[Records from a data source]
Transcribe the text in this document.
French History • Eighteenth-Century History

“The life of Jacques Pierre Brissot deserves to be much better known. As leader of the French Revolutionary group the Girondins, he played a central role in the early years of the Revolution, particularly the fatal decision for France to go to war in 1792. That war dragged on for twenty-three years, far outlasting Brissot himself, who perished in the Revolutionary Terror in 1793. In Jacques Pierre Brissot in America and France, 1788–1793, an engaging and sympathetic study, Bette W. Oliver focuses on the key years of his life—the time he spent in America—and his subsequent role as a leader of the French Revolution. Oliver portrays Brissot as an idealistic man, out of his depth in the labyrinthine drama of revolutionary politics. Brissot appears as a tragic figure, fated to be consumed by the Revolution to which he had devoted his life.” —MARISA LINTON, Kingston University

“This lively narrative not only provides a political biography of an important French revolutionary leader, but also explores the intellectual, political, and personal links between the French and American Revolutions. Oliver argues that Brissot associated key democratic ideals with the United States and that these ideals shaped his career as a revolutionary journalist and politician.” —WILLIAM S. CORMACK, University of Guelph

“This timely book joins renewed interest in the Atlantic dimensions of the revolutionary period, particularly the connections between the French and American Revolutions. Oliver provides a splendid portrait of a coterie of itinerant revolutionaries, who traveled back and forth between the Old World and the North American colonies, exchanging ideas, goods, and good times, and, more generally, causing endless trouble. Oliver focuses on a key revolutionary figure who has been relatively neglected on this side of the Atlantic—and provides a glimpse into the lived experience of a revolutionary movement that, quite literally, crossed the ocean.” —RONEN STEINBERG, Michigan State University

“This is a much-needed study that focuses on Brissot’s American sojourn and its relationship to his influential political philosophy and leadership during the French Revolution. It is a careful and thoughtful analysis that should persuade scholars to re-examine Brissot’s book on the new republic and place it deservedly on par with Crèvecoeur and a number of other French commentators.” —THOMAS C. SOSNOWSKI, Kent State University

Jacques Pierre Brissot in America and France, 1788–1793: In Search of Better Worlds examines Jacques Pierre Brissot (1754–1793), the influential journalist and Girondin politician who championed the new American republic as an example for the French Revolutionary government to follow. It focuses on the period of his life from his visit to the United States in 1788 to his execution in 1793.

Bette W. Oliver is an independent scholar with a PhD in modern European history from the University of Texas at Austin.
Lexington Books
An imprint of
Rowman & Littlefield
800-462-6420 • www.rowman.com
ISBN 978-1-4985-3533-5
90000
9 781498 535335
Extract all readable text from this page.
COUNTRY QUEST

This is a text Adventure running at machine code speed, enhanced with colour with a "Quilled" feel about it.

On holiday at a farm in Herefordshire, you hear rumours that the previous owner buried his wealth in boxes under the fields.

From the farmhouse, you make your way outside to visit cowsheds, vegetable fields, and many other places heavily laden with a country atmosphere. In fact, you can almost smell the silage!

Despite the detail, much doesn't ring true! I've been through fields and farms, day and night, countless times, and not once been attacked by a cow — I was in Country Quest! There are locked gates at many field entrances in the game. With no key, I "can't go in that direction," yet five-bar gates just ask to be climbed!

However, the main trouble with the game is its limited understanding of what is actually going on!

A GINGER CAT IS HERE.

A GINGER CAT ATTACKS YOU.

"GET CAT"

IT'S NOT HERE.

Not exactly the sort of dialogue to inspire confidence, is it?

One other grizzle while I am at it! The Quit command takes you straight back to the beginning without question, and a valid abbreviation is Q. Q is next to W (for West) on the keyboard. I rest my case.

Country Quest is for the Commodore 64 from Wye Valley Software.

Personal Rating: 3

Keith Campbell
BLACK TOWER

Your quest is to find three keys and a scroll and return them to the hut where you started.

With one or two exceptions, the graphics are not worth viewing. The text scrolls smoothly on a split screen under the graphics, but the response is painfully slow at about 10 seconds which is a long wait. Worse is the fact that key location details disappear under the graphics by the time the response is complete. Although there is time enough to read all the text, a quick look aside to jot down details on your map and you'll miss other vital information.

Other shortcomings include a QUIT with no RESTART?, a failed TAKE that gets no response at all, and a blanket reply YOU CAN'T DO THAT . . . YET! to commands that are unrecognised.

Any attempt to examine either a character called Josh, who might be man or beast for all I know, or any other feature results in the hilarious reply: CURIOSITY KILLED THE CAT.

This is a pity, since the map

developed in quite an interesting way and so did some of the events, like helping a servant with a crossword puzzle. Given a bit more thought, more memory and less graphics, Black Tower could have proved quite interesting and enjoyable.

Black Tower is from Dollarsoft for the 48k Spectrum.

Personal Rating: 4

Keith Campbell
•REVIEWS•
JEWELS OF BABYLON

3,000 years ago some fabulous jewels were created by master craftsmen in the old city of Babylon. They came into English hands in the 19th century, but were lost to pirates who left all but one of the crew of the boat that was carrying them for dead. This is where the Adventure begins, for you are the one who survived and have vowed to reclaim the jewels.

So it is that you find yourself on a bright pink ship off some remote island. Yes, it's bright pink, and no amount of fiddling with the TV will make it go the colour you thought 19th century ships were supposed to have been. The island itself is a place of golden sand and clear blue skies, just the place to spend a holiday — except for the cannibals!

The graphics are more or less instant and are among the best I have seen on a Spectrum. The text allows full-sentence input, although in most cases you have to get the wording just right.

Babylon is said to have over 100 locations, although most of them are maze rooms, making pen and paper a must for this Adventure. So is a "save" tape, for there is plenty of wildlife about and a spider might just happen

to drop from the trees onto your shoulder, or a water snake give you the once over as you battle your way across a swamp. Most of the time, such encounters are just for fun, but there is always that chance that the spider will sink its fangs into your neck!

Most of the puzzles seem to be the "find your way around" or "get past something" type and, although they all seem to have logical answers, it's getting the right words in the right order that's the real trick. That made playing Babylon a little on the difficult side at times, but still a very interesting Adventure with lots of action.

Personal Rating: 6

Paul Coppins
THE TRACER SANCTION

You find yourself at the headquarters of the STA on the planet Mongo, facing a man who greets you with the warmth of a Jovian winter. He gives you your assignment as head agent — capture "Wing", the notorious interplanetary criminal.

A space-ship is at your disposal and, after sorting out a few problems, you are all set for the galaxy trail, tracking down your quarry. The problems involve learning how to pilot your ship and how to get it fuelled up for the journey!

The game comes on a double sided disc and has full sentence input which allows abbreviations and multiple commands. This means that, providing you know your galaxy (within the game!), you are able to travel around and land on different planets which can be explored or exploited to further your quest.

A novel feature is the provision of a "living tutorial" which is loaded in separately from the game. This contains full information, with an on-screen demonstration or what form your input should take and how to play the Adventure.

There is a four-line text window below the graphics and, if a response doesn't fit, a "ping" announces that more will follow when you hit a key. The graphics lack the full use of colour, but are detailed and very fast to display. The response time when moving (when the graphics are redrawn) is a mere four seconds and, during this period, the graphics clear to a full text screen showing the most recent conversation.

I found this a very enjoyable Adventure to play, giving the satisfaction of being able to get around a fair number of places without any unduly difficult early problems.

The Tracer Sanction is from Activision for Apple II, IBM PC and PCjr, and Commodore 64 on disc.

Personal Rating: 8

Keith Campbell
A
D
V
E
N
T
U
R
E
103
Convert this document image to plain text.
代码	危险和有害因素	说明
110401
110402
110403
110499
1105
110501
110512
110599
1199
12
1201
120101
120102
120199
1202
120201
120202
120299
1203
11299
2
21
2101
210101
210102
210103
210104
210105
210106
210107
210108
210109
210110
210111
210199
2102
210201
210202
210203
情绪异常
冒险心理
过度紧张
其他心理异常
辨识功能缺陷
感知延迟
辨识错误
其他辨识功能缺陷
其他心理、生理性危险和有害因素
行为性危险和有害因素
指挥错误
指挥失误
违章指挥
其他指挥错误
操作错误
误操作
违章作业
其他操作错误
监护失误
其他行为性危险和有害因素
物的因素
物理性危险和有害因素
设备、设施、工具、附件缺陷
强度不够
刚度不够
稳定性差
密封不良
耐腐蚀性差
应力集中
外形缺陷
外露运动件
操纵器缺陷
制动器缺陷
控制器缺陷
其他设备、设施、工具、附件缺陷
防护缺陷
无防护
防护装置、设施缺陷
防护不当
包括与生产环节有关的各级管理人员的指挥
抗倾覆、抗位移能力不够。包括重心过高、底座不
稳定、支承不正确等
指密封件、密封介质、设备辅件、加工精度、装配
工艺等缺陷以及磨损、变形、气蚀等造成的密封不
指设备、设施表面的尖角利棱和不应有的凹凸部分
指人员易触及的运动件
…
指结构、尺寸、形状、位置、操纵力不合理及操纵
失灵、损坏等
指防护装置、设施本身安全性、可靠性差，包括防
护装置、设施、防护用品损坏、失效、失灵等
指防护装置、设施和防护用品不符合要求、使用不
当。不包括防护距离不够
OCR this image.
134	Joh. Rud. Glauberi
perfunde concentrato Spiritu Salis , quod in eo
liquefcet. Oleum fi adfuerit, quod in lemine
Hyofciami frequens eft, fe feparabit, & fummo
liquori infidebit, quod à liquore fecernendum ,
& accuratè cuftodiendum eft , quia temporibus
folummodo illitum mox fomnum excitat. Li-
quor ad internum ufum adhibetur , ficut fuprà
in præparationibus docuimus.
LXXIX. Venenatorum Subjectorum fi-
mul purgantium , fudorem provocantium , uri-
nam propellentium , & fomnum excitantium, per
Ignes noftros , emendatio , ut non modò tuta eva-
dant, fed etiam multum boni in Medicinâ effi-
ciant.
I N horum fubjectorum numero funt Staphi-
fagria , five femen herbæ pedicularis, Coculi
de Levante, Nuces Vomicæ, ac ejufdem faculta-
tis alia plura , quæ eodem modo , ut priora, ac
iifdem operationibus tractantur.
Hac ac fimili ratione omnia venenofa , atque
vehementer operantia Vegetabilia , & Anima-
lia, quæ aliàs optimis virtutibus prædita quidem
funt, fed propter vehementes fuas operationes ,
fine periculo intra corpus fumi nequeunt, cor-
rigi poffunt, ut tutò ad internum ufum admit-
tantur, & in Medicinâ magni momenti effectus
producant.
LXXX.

**TASK DESCRIPTION**
Transcribe exactly the line containing "OCR this image." and all remaining lines of the material, ending with the last one.

**EXERCISE OUTPUT**
OCR this image.
134	Joh. Rud. Glauberi
perfunde concentrato Spiritu Salis , quod in eo
liquefcet. Oleum fi adfuerit, quod in lemine
Hyofciami frequens eft, fe feparabit, & fummo
liquori infidebit, quod à liquore fecernendum ,
& accuratè cuftodiendum eft , quia temporibus
folummodo illitum mox fomnum excitat. Li-
quor ad internum ufum adhibetur , ficut fuprà
in præparationibus docuimus.
LXXIX. Venenatorum Subjectorum fi-
mul purgantium , fudorem provocantium , uri-
nam propellentium , & fomnum excitantium, per
Ignes noftros , emendatio , ut non modò tuta eva-
dant, fed etiam multum boni in Medicinâ effi-
ciant.
I N horum fubjectorum numero funt Staphi-
fagria , five femen herbæ pedicularis, Coculi
de Levante, Nuces Vomicæ, ac ejufdem faculta-
tis alia plura , quæ eodem modo , ut priora, ac
iifdem operationibus tractantur.
Hac ac fimili ratione omnia venenofa , atque
vehementer operantia Vegetabilia , & Anima-
lia, quæ aliàs optimis virtutibus prædita quidem
funt, fed propter vehementes fuas operationes ,
fine periculo intra corpus fumi nequeunt, cor-
rigi poffunt, ut tutò ad internum ufum admit-
tantur, & in Medicinâ magni momenti effectus
producant.
LXXX.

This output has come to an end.